→ TASK TO COMPLETE
Repeat the entries that follow verbatim, without any of their pictures.

____________________

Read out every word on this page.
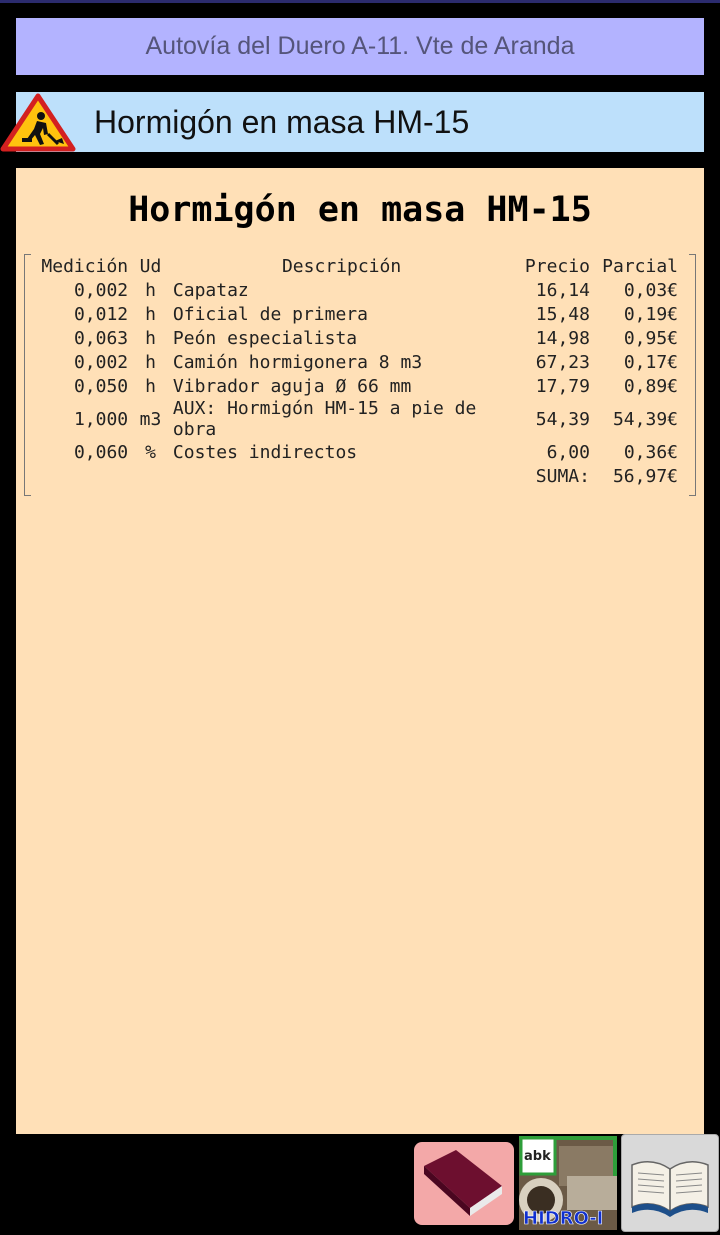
Autovía del Duero A-11. Vte de Aranda
Hormigón en masa HM-15
Hormigón en masa HM-15
Medición	Ud	Descripción	Precio	Parcial
0,002	h	Capataz	16,14	0,03€
0,012	h	Oficial de primera	15,48	0,19€
0,063	h	Peón especialista	14,98	0,95€
0,002	h	Camión hormigonera 8 m3	67,23	0,17€
0,050	h	Vibrador aguja Ø 66 mm	17,79	0,89€
1,000	m3	AUX: Hormigón HM-15 a pie de obra	54,39	54,39€
0,060	%	Costes indirectos	6,00	0,36€
			SUMA:	56,97€
abk
HIDRO-I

____________________

→ THE COMPLETED TASK
Read out every word on this page.
Autovía del Duero A-11. Vte de Aranda
Hormigón en masa HM-15
Hormigón en masa HM-15
Medición	Ud	Descripción	Precio	Parcial
0,002	h	Capataz	16,14	0,03€
0,012	h	Oficial de primera	15,48	0,19€
0,063	h	Peón especialista	14,98	0,95€
0,002	h	Camión hormigonera 8 m3	67,23	0,17€
0,050	h	Vibrador aguja Ø 66 mm	17,79	0,89€
1,000	m3	AUX: Hormigón HM-15 a pie de obra	54,39	54,39€
0,060	%	Costes indirectos	6,00	0,36€
			SUMA:	56,97€
abk
HIDRO-I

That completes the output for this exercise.